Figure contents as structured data
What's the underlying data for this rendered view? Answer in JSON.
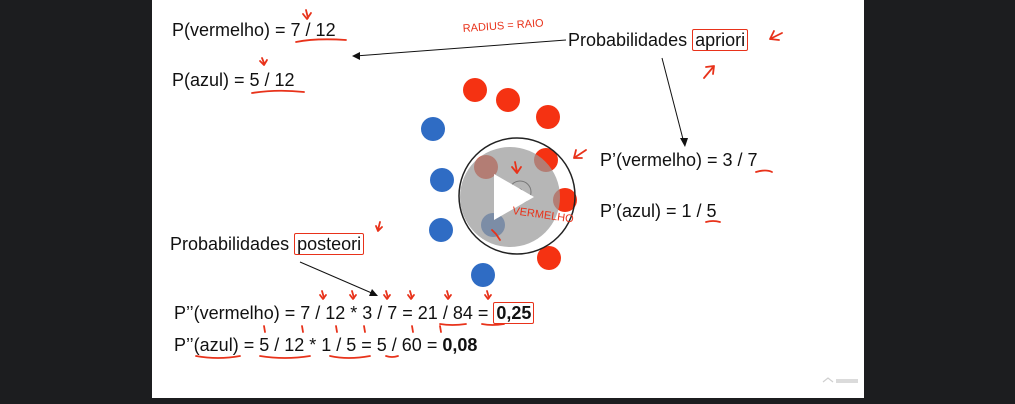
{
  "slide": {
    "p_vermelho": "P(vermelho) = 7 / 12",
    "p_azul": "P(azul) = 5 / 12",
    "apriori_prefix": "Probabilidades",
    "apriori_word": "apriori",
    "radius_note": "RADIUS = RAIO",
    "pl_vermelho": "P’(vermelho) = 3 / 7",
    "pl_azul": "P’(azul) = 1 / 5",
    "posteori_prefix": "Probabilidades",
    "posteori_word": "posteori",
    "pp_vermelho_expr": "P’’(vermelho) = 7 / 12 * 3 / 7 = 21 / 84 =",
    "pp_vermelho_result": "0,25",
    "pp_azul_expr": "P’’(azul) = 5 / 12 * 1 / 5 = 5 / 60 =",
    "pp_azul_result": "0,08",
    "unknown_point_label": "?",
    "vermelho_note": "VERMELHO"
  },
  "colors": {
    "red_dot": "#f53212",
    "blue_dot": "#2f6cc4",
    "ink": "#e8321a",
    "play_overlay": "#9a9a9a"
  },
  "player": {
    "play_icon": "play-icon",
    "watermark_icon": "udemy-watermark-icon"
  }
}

SHORT TASK
For each line above that contains the word "icon", copy that line.

CORRECT ANSWER
    "play_icon": "play-icon",
    "watermark_icon": "udemy-watermark-icon"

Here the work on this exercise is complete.